Exercise goal:
Output the material exactly, but drop every image it holds.

Available records:
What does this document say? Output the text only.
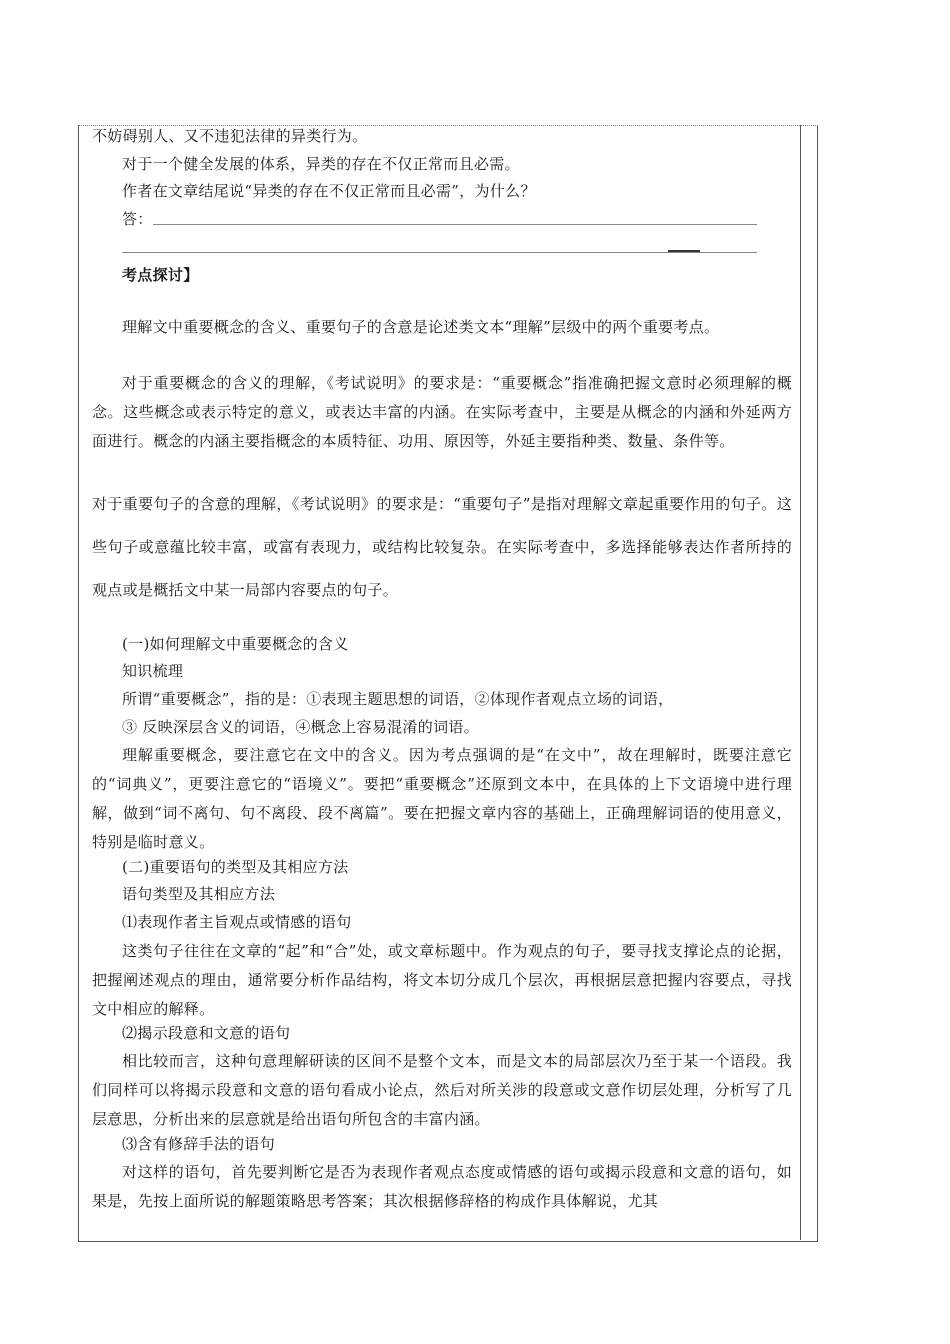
不妨碍别人、又不违犯法律的异类行为。
对于一个健全发展的体系，异类的存在不仅正常而且必需。
作者在文章结尾说“异类的存在不仅正常而且必需”，为什么？
答：
考点探讨】
理解文中重要概念的含义、重要句子的含意是论述类文本“理解”层级中的两个重要考点。
对于重要概念的含义的理解，《考试说明》的要求是：“重要概念”指准确把握文意时必须理解的概念。这些概念或表示特定的意义，或表达丰富的内涵。在实际考查中，主要是从概念的内涵和外延两方面进行。概念的内涵主要指概念的本质特征、功用、原因等，外延主要指种类、数量、条件等。
对于重要句子的含意的理解，《考试说明》的要求是：“重要句子”是指对理解文章起重要作用的句子。这些句子或意蕴比较丰富，或富有表现力，或结构比较复杂。在实际考查中，多选择能够表达作者所持的观点或是概括文中某一局部内容要点的句子。
(一)如何理解文中重要概念的含义
知识梳理
所谓“重要概念”，指的是：①表现主题思想的词语，②体现作者观点立场的词语，
③ 反映深层含义的词语，④概念上容易混淆的词语。
理解重要概念，要注意它在文中的含义。因为考点强调的是“在文中”，故在理解时，既要注意它的“词典义”，更要注意它的“语境义”。要把“重要概念”还原到文本中，在具体的上下文语境中进行理解，做到“词不离句、句不离段、段不离篇”。要在把握文章内容的基础上，正确理解词语的使用意义，特别是临时意义。
(二)重要语句的类型及其相应方法
语句类型及其相应方法
⑴表现作者主旨观点或情感的语句
这类句子往往在文章的“起”和“合”处，或文章标题中。作为观点的句子，要寻找支撑论点的论据，把握阐述观点的理由，通常要分析作品结构，将文本切分成几个层次，再根据层意把握内容要点，寻找文中相应的解释。
⑵揭示段意和文意的语句
相比较而言，这种句意理解研读的区间不是整个文本，而是文本的局部层次乃至于某一个语段。我们同样可以将揭示段意和文意的语句看成小论点，然后对所关涉的段意或文意作切层处理，分析写了几层意思，分析出来的层意就是给出语句所包含的丰富内涵。
⑶含有修辞手法的语句
对这样的语句，首先要判断它是否为表现作者观点态度或情感的语句或揭示段意和文意的语句，如果是，先按上面所说的解题策略思考答案；其次根据修辞格的构成作具体解说，尤其
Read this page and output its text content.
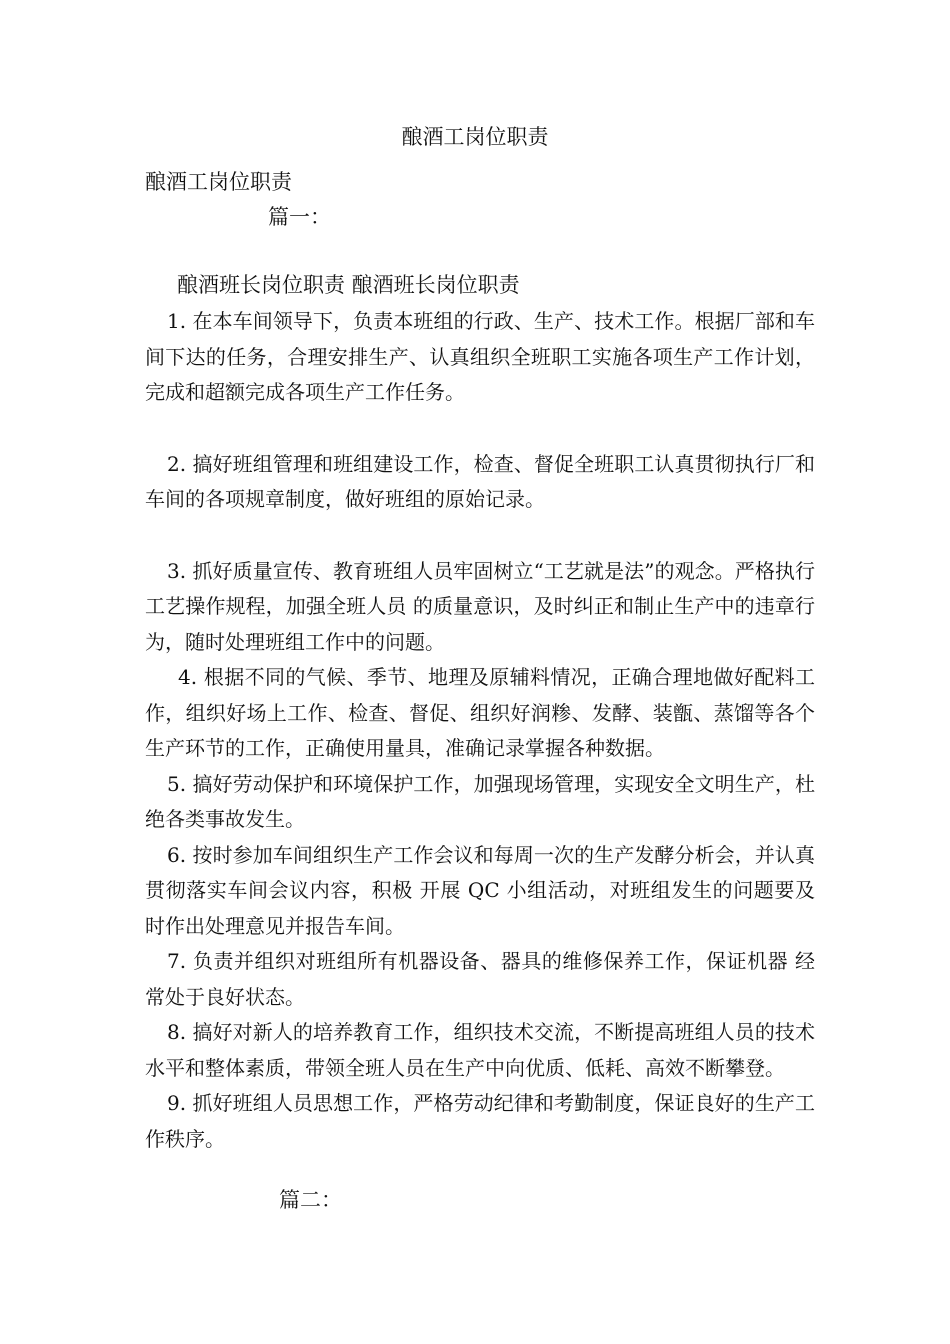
酿酒工岗位职责
酿酒工岗位职责
篇一：
酿酒班长岗位职责 酿酒班长岗位职责

1. 在本车间领导下，负责本班组的行政、生产、技术工作。根据厂部和车间下达的任务，合理安排生产、认真组织全班职工实施各项生产工作计划，完成和超额完成各项生产工作任务。

2. 搞好班组管理和班组建设工作，检查、督促全班职工认真贯彻执行厂和车间的各项规章制度，做好班组的原始记录。

3. 抓好质量宣传、教育班组人员牢固树立“工艺就是法”的观念。严格执行工艺操作规程，加强全班人员 的质量意识，及时纠正和制止生产中的违章行为，随时处理班组工作中的问题。

4. 根据不同的气候、季节、地理及原辅料情况，正确合理地做好配料工作，组织好场上工作、检查、督促、组织好润糁、发酵、装甑、蒸馏等各个生产环节的工作，正确使用量具，准确记录掌握各种数据。

5. 搞好劳动保护和环境保护工作，加强现场管理，实现安全文明生产，杜绝各类事故发生。

6. 按时参加车间组织生产工作会议和每周一次的生产发酵分析会，并认真贯彻落实车间会议内容，积极 开展 QC 小组活动，对班组发生的问题要及时作出处理意见并报告车间。

7. 负责并组织对班组所有机器设备、器具的维修保养工作，保证机器 经常处于良好状态。

8. 搞好对新人的培养教育工作，组织技术交流，不断提高班组人员的技术水平和整体素质，带领全班人员在生产中向优质、低耗、高效不断攀登。

9. 抓好班组人员思想工作，严格劳动纪律和考勤制度，保证良好的生产工作秩序。

篇二：
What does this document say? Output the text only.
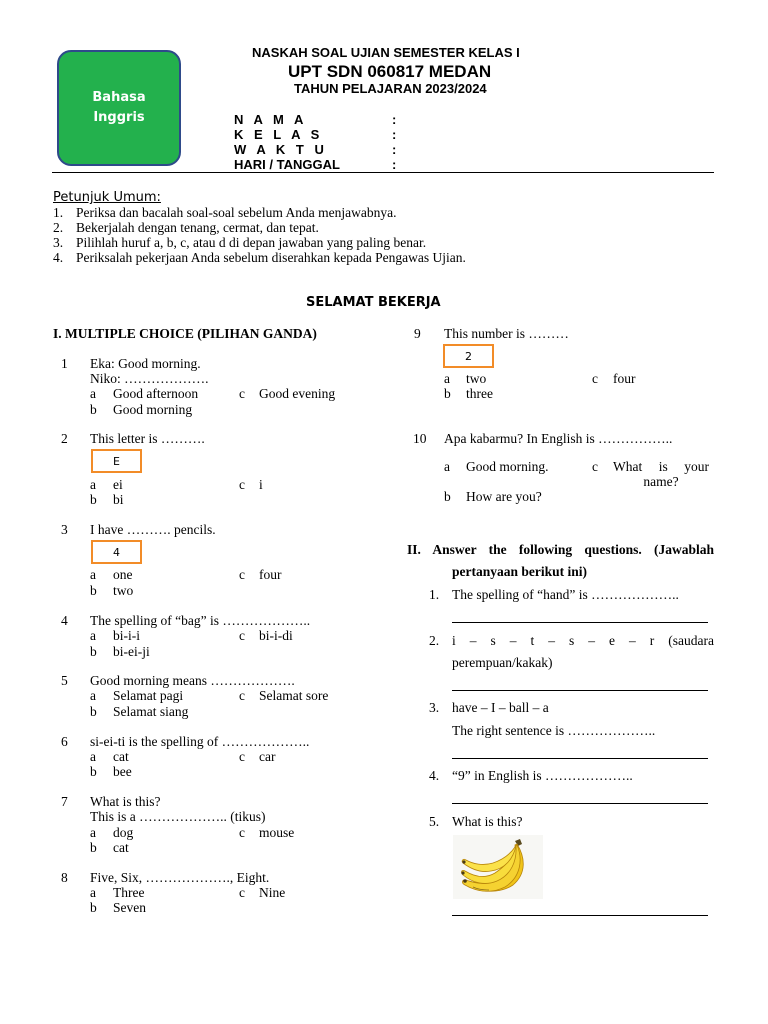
Bahasa
Inggris
NASKAH SOAL UJIAN SEMESTER KELAS I
UPT SDN 060817 MEDAN
TAHUN PELAJARAN 2023/2024
N A M A	:
K E L A S	:
W A K T U	:
HARI / TANGGAL	:
Petunjuk Umum:
1. Periksa dan bacalah soal-soal sebelum Anda menjawabnya.
2. Bekerjalah dengan tenang, cermat, dan tepat.
3. Pilihlah huruf a, b, c, atau d di depan jawaban yang paling benar.
4. Periksalah pekerjaan Anda sebelum diserahkan kepada Pengawas Ujian.
SELAMAT BEKERJA
I. MULTIPLE CHOICE (PILIHAN GANDA)
1 Eka: Good morning.
Niko: ……………….
a Good afternoon	c Good evening
b Good morning
2 This letter is ……….
E
a ei	c i
b bi
3 I have ………. pencils.
4
a one	c four
b two
4 The spelling of “bag” is ………………..
a bi-i-i	c bi-i-di
b bi-ei-ji
5 Good morning means ……………….
a Selamat pagi	c Selamat sore
b Selamat siang
6 si-ei-ti is the spelling of ………………..
a cat	c car
b bee
7 What is this?
This is a ……………….. (tikus)
a dog	c mouse
b cat
8 Five, Six, ………………., Eight.
a Three	c Nine
b Seven
9 This number is ………
2
a two	c four
b three
10 Apa kabarmu? In English is ……………..
a Good morning.	c What is your name?
b How are you?
II. Answer the following questions. (Jawablah
pertanyaan berikut ini)
1. The spelling of “hand” is ………………..
2. i – s – t – s – e – r (saudara
perempuan/kakak)
3. have – I – ball – a
The right sentence is ………………..
4. “9” in English is ………………..
5. What is this?
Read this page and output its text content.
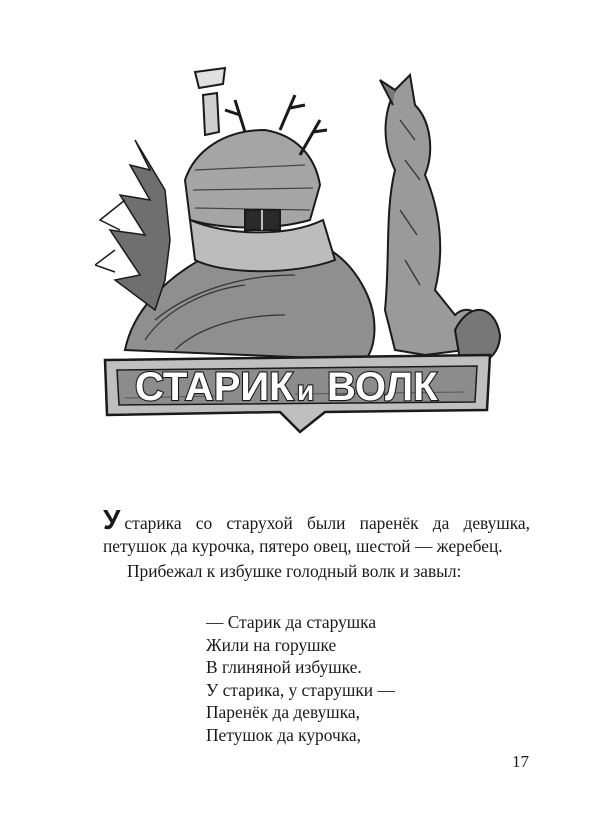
СТАРИК и ВОЛК

Устарика со старухой были паренёк да девушка, петушок да курочка, пятеро овец, шестой — жеребец.

Прибежал к избушке голодный волк и завыл:

— Старик да старушка
Жили на горушке
В глиняной избушке.
У старика, у старушки —
Паренёк да девушка,
Петушок да курочка,
17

Complete response:
What does this document say? Output the text only.
不妨碍别人、又不违犯法律的异类行为。
对于一个健全发展的体系，异类的存在不仅正常而且必需。
作者在文章结尾说“异类的存在不仅正常而且必需”，为什么？
答：
考点探讨】
理解文中重要概念的含义、重要句子的含意是论述类文本“理解”层级中的两个重要考点。
对于重要概念的含义的理解，《考试说明》的要求是：“重要概念”指准确把握文意时必须理解的概念。这些概念或表示特定的意义，或表达丰富的内涵。在实际考查中，主要是从概念的内涵和外延两方面进行。概念的内涵主要指概念的本质特征、功用、原因等，外延主要指种类、数量、条件等。
对于重要句子的含意的理解，《考试说明》的要求是：“重要句子”是指对理解文章起重要作用的句子。这些句子或意蕴比较丰富，或富有表现力，或结构比较复杂。在实际考查中，多选择能够表达作者所持的观点或是概括文中某一局部内容要点的句子。
(一)如何理解文中重要概念的含义
知识梳理
所谓“重要概念”，指的是：①表现主题思想的词语，②体现作者观点立场的词语，
③ 反映深层含义的词语，④概念上容易混淆的词语。
理解重要概念，要注意它在文中的含义。因为考点强调的是“在文中”，故在理解时，既要注意它的“词典义”，更要注意它的“语境义”。要把“重要概念”还原到文本中，在具体的上下文语境中进行理解，做到“词不离句、句不离段、段不离篇”。要在把握文章内容的基础上，正确理解词语的使用意义，特别是临时意义。
(二)重要语句的类型及其相应方法
语句类型及其相应方法
⑴表现作者主旨观点或情感的语句
这类句子往往在文章的“起”和“合”处，或文章标题中。作为观点的句子，要寻找支撑论点的论据，把握阐述观点的理由，通常要分析作品结构，将文本切分成几个层次，再根据层意把握内容要点，寻找文中相应的解释。
⑵揭示段意和文意的语句
相比较而言，这种句意理解研读的区间不是整个文本，而是文本的局部层次乃至于某一个语段。我们同样可以将揭示段意和文意的语句看成小论点，然后对所关涉的段意或文意作切层处理，分析写了几层意思，分析出来的层意就是给出语句所包含的丰富内涵。
⑶含有修辞手法的语句
对这样的语句，首先要判断它是否为表现作者观点态度或情感的语句或揭示段意和文意的语句，如果是，先按上面所说的解题策略思考答案；其次根据修辞格的构成作具体解说，尤其
Read this page and output its text content.
酿酒工岗位职责
酿酒工岗位职责
篇一：
酿酒班长岗位职责 酿酒班长岗位职责

1. 在本车间领导下，负责本班组的行政、生产、技术工作。根据厂部和车间下达的任务，合理安排生产、认真组织全班职工实施各项生产工作计划，完成和超额完成各项生产工作任务。

2. 搞好班组管理和班组建设工作，检查、督促全班职工认真贯彻执行厂和车间的各项规章制度，做好班组的原始记录。

3. 抓好质量宣传、教育班组人员牢固树立“工艺就是法”的观念。严格执行工艺操作规程，加强全班人员 的质量意识，及时纠正和制止生产中的违章行为，随时处理班组工作中的问题。

4. 根据不同的气候、季节、地理及原辅料情况，正确合理地做好配料工作，组织好场上工作、检查、督促、组织好润糁、发酵、装甑、蒸馏等各个生产环节的工作，正确使用量具，准确记录掌握各种数据。

5. 搞好劳动保护和环境保护工作，加强现场管理，实现安全文明生产，杜绝各类事故发生。

6. 按时参加车间组织生产工作会议和每周一次的生产发酵分析会，并认真贯彻落实车间会议内容，积极 开展 QC 小组活动，对班组发生的问题要及时作出处理意见并报告车间。

7. 负责并组织对班组所有机器设备、器具的维修保养工作，保证机器 经常处于良好状态。

8. 搞好对新人的培养教育工作，组织技术交流，不断提高班组人员的技术水平和整体素质，带领全班人员在生产中向优质、低耗、高效不断攀登。

9. 抓好班组人员思想工作，严格劳动纪律和考勤制度，保证良好的生产工作秩序。

篇二：
What does this document say? Output the text only.
Bahasa
Inggris
NASKAH SOAL UJIAN SEMESTER KELAS I
UPT SDN 060817 MEDAN
TAHUN PELAJARAN 2023/2024
N A M A	:
K E L A S	:
W A K T U	:
HARI / TANGGAL	:
Petunjuk Umum:
1. Periksa dan bacalah soal-soal sebelum Anda menjawabnya.
2. Bekerjalah dengan tenang, cermat, dan tepat.
3. Pilihlah huruf a, b, c, atau d di depan jawaban yang paling benar.
4. Periksalah pekerjaan Anda sebelum diserahkan kepada Pengawas Ujian.
SELAMAT BEKERJA
I. MULTIPLE CHOICE (PILIHAN GANDA)
1 Eka: Good morning.
Niko: ……………….
a Good afternoon	c Good evening
b Good morning
2 This letter is ……….
E
a ei	c i
b bi
3 I have ………. pencils.
4
a one	c four
b two
4 The spelling of “bag” is ………………..
a bi-i-i	c bi-i-di
b bi-ei-ji
5 Good morning means ……………….
a Selamat pagi	c Selamat sore
b Selamat siang
6 si-ei-ti is the spelling of ………………..
a cat	c car
b bee
7 What is this?
This is a ……………….. (tikus)
a dog	c mouse
b cat
8 Five, Six, ………………., Eight.
a Three	c Nine
b Seven
9 This number is ………
2
a two	c four
b three
10 Apa kabarmu? In English is ……………..
a Good morning.	c What is your name?
b How are you?
II. Answer the following questions. (Jawablah
pertanyaan berikut ini)
1. The spelling of “hand” is ………………..
2. i – s – t – s – e – r (saudara
perempuan/kakak)
3. have – I – ball – a
The right sentence is ………………..
4. “9” in English is ………………..
5. What is this?
Read this page and output its text content.
СТАРИК и ВОЛК

Устарика со старухой были паренёк да девушка, петушок да курочка, пятеро овец, шестой — жеребец.

Прибежал к избушке голодный волк и завыл:

— Старик да старушка
Жили на горушке
В глиняной избушке.
У старика, у старушки —
Паренёк да девушка,
Петушок да курочка,
17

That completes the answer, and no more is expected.